SET PROBLEM: Reproduce the listing verbatim.

INFORMATION SHOWN:
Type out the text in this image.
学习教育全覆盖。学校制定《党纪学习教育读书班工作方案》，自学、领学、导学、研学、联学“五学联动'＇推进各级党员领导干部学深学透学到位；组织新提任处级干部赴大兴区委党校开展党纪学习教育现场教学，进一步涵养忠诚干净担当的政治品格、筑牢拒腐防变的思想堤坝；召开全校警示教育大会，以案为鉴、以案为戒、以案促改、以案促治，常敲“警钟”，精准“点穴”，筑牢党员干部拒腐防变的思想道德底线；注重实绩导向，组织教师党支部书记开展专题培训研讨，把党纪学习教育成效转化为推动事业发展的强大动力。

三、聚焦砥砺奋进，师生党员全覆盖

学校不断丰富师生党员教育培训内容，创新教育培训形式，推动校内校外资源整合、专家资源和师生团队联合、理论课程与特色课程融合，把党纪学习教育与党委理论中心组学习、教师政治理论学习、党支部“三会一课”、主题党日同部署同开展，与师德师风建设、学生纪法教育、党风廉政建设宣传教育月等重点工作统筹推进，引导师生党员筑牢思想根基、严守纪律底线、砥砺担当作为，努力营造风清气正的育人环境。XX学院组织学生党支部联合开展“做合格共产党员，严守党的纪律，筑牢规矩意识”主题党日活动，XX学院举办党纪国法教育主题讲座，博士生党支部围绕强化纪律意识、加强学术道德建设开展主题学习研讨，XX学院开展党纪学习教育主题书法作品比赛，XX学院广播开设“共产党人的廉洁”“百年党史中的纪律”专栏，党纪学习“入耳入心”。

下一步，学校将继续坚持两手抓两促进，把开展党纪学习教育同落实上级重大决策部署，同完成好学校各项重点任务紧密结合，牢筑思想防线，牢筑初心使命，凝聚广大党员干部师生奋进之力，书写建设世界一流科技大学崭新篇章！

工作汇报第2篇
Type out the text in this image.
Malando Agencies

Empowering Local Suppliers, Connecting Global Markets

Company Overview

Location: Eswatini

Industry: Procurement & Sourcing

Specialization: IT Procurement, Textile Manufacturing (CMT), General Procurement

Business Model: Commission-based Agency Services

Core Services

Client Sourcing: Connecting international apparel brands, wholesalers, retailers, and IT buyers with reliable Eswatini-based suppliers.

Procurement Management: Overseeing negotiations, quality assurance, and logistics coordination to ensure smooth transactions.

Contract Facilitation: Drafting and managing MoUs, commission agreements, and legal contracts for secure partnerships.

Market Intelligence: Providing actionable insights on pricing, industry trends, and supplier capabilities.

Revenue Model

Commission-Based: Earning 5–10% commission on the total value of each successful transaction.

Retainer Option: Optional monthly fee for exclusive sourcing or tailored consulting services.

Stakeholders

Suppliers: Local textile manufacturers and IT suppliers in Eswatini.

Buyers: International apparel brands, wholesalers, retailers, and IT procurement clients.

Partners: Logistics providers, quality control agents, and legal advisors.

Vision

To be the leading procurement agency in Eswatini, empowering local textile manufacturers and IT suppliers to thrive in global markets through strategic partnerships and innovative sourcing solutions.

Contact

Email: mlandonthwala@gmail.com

ANSWER TO THIS TASK:
Type out the text in this image.
学习教育全覆盖。学校制定《党纪学习教育读书班工作方案》，自学、领学、导学、研学、联学“五学联动'＇推进各级党员领导干部学深学透学到位；组织新提任处级干部赴大兴区委党校开展党纪学习教育现场教学，进一步涵养忠诚干净担当的政治品格、筑牢拒腐防变的思想堤坝；召开全校警示教育大会，以案为鉴、以案为戒、以案促改、以案促治，常敲“警钟”，精准“点穴”，筑牢党员干部拒腐防变的思想道德底线；注重实绩导向，组织教师党支部书记开展专题培训研讨，把党纪学习教育成效转化为推动事业发展的强大动力。

三、聚焦砥砺奋进，师生党员全覆盖

学校不断丰富师生党员教育培训内容，创新教育培训形式，推动校内校外资源整合、专家资源和师生团队联合、理论课程与特色课程融合，把党纪学习教育与党委理论中心组学习、教师政治理论学习、党支部“三会一课”、主题党日同部署同开展，与师德师风建设、学生纪法教育、党风廉政建设宣传教育月等重点工作统筹推进，引导师生党员筑牢思想根基、严守纪律底线、砥砺担当作为，努力营造风清气正的育人环境。XX学院组织学生党支部联合开展“做合格共产党员，严守党的纪律，筑牢规矩意识”主题党日活动，XX学院举办党纪国法教育主题讲座，博士生党支部围绕强化纪律意识、加强学术道德建设开展主题学习研讨，XX学院开展党纪学习教育主题书法作品比赛，XX学院广播开设“共产党人的廉洁”“百年党史中的纪律”专栏，党纪学习“入耳入心”。

下一步，学校将继续坚持两手抓两促进，把开展党纪学习教育同落实上级重大决策部署，同完成好学校各项重点任务紧密结合，牢筑思想防线，牢筑初心使命，凝聚广大党员干部师生奋进之力，书写建设世界一流科技大学崭新篇章！

工作汇报第2篇
Type out the text in this image.
Malando Agencies

Empowering Local Suppliers, Connecting Global Markets

Company Overview

Location: Eswatini

Industry: Procurement & Sourcing

Specialization: IT Procurement, Textile Manufacturing (CMT), General Procurement

Business Model: Commission-based Agency Services

Core Services

Client Sourcing: Connecting international apparel brands, wholesalers, retailers, and IT buyers with reliable Eswatini-based suppliers.

Procurement Management: Overseeing negotiations, quality assurance, and logistics coordination to ensure smooth transactions.

Contract Facilitation: Drafting and managing MoUs, commission agreements, and legal contracts for secure partnerships.

Market Intelligence: Providing actionable insights on pricing, industry trends, and supplier capabilities.

Revenue Model

Commission-Based: Earning 5–10% commission on the total value of each successful transaction.

Retainer Option: Optional monthly fee for exclusive sourcing or tailored consulting services.

Stakeholders

Suppliers: Local textile manufacturers and IT suppliers in Eswatini.

Buyers: International apparel brands, wholesalers, retailers, and IT procurement clients.

Partners: Logistics providers, quality control agents, and legal advisors.

Vision

To be the leading procurement agency in Eswatini, empowering local textile manufacturers and IT suppliers to thrive in global markets through strategic partnerships and innovative sourcing solutions.

Contact

Email: mlandonthwala@gmail.com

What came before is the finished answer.